=== REQUIREMENT ===
Wherever the string "blue" occurs in a line of these records, report that line.
# start of PROVIDED MATERIAL
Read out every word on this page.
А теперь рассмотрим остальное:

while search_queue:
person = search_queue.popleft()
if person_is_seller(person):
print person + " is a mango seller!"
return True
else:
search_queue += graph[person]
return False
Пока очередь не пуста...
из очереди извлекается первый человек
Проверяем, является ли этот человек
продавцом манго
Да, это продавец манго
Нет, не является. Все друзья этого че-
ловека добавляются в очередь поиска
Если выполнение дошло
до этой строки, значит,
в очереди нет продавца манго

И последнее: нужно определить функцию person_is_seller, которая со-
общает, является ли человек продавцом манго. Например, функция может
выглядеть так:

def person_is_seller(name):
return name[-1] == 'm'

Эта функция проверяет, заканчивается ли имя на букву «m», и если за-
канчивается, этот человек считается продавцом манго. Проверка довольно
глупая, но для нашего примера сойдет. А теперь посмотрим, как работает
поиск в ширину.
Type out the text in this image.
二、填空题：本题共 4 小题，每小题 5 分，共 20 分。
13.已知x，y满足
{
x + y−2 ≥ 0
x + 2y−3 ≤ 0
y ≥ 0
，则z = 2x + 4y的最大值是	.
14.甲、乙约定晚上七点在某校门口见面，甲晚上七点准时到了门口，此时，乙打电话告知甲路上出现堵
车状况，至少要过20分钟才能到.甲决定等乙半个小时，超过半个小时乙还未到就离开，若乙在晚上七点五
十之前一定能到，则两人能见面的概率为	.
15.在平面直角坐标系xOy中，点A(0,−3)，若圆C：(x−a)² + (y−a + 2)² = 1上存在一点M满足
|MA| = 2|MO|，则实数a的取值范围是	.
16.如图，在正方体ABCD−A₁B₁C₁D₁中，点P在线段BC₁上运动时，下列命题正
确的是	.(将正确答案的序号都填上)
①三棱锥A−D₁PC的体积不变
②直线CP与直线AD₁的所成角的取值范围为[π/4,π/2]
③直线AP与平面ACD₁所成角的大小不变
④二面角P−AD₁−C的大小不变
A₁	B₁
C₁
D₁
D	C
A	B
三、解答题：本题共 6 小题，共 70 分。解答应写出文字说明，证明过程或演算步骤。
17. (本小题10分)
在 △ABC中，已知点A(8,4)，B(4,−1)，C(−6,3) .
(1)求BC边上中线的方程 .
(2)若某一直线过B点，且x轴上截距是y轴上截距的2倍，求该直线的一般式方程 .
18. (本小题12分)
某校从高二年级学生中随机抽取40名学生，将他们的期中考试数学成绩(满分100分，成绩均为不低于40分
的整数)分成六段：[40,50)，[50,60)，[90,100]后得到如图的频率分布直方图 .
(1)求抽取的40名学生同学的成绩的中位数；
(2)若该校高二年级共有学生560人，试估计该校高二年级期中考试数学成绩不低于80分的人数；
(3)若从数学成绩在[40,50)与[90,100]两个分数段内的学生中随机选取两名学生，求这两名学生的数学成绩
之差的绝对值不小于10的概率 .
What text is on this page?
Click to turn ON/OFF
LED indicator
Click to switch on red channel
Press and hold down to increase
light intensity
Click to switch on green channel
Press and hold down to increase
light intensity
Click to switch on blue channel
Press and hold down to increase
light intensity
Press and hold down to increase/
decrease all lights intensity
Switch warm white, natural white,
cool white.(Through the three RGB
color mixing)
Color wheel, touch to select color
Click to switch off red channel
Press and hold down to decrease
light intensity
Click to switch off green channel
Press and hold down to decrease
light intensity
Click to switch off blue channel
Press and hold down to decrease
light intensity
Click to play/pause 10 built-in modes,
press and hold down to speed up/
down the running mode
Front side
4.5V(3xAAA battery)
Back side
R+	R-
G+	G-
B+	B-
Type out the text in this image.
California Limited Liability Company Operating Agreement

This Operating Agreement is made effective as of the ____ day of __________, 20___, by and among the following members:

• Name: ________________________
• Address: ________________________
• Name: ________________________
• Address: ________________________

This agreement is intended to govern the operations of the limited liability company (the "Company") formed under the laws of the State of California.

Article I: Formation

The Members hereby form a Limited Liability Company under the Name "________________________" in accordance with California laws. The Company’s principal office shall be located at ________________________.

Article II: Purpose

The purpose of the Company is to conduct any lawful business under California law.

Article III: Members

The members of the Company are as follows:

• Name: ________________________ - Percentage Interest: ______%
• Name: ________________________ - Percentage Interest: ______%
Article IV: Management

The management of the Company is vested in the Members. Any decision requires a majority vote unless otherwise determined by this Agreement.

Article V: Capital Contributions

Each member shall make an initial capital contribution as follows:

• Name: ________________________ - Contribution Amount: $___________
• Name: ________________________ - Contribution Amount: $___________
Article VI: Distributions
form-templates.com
# end of PROVIDED MATERIAL
=== ANSWER TO THE TASK ===
Click to switch on blue channel
Click to switch off blue channel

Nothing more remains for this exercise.